▸ Activity
Gather, from the listing beneath this task, every line holding the string "lung".

##############################

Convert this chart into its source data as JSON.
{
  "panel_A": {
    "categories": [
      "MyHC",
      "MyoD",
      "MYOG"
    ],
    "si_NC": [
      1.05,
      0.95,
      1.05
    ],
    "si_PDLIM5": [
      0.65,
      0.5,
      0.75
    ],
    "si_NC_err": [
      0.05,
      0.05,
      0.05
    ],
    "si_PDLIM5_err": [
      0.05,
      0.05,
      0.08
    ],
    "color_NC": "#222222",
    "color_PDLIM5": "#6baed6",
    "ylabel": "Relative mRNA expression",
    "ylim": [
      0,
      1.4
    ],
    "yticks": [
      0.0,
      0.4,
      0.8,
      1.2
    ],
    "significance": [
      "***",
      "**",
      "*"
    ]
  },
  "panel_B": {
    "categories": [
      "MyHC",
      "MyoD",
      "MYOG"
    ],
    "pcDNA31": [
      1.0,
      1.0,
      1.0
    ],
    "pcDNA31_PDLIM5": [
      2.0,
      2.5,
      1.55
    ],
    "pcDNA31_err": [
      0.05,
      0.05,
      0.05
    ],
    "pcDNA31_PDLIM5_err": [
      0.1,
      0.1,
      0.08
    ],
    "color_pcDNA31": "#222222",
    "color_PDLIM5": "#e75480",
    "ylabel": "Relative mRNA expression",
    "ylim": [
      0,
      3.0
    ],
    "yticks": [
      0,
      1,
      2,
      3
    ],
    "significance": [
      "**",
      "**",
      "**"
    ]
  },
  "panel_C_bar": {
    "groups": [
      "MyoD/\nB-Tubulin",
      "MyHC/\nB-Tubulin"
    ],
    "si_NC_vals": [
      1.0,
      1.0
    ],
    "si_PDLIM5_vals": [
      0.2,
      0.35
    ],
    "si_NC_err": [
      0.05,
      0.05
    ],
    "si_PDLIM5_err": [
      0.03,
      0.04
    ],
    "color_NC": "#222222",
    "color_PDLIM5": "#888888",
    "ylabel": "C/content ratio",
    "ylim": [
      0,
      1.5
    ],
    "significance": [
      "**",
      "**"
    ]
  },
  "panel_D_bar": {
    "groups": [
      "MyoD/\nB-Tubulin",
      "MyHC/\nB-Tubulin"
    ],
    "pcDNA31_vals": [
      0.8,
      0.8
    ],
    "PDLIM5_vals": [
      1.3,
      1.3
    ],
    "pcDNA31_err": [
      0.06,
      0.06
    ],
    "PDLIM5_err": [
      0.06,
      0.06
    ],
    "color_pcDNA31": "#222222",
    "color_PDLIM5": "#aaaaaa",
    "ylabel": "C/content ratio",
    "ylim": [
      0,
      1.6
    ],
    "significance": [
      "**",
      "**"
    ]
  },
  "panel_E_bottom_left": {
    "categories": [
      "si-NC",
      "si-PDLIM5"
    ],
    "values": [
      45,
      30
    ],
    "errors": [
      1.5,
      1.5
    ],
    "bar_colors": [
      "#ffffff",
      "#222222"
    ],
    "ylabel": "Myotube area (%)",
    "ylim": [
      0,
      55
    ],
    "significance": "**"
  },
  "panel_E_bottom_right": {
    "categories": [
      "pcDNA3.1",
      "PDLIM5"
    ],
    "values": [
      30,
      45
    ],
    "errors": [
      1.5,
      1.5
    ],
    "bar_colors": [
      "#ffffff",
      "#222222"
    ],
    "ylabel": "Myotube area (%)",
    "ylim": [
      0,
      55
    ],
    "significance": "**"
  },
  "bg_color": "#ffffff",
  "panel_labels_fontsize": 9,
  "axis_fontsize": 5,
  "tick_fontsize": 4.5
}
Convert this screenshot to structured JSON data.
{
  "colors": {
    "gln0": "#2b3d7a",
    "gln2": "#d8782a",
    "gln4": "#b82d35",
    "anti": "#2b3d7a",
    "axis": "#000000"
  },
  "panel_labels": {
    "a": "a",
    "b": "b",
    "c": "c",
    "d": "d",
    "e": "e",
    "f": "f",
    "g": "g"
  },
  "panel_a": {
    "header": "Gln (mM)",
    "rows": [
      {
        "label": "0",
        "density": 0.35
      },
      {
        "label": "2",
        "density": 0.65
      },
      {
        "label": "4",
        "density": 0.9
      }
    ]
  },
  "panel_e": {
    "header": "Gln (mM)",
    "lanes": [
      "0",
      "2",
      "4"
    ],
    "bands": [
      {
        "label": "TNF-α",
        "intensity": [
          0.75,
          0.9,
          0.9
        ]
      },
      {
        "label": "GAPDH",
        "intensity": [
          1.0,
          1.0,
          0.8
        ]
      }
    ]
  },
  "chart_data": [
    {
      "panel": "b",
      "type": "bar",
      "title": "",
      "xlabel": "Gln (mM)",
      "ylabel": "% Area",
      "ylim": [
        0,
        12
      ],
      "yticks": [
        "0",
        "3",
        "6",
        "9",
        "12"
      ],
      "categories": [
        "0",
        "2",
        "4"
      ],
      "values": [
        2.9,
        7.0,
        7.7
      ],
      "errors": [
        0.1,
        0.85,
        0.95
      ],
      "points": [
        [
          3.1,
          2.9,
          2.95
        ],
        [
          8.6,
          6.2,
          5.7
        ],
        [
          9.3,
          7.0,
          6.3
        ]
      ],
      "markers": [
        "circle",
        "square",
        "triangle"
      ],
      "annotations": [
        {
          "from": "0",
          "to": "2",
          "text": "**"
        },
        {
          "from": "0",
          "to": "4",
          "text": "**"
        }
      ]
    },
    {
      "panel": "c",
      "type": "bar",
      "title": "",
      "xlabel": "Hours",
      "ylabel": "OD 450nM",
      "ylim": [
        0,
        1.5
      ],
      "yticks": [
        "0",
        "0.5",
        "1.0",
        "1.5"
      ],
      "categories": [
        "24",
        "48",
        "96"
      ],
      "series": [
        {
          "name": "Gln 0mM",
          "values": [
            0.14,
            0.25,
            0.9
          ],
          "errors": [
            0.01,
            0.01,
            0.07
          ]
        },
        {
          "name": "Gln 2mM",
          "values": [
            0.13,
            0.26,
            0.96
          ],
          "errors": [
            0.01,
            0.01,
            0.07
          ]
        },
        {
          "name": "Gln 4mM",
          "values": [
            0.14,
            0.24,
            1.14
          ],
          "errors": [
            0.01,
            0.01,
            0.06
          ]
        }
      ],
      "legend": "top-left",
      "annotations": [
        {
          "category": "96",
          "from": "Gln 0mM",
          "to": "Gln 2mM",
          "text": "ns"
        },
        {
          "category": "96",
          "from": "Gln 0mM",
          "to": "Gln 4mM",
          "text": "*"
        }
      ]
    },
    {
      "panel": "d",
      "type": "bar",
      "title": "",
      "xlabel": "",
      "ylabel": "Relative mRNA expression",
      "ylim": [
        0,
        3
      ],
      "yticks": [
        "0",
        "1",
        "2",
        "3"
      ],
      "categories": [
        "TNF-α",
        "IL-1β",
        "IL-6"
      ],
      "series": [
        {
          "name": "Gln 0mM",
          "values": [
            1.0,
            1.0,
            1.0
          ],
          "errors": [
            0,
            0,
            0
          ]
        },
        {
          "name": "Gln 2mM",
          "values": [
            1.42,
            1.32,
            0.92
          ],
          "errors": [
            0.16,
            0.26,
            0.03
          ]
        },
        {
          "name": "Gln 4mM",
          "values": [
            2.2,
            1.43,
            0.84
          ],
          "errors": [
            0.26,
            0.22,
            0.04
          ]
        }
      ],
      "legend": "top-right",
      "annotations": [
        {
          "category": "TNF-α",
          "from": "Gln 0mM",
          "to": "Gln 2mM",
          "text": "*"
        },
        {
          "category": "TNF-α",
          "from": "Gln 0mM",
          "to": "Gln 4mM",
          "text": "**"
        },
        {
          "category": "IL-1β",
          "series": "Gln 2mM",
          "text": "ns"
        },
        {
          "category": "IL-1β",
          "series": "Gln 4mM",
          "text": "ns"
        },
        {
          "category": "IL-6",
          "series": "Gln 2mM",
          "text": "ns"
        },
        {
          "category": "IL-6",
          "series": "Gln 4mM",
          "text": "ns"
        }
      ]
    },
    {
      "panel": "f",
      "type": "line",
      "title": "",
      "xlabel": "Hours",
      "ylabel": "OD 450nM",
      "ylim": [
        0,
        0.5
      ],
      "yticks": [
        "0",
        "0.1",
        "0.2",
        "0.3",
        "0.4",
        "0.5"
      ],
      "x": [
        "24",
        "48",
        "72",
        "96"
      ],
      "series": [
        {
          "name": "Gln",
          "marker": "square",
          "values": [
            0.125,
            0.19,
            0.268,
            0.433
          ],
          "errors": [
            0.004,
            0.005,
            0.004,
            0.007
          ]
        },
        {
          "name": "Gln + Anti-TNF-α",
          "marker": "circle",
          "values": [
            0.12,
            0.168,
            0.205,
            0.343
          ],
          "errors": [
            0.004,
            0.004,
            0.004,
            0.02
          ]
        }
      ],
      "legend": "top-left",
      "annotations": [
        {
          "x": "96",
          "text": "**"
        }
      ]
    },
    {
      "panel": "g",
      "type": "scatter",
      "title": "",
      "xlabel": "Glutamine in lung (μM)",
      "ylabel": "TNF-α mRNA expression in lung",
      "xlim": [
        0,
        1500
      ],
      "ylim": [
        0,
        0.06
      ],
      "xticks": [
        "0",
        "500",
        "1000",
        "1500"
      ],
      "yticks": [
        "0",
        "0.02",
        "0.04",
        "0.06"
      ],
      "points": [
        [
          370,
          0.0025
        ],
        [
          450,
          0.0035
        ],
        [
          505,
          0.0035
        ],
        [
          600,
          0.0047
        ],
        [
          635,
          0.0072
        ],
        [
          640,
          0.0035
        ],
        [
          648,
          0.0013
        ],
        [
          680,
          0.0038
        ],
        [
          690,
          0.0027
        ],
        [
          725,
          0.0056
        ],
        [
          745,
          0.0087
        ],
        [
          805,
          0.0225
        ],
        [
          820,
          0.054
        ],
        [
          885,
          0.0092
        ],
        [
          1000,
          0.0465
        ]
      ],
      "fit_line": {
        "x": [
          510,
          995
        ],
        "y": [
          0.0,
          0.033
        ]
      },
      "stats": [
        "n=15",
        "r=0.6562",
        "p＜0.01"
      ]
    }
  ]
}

##############################

▸ Output below
      "xlabel": "Glutamine in lung (μM)",
      "ylabel": "TNF-α mRNA expression in lung",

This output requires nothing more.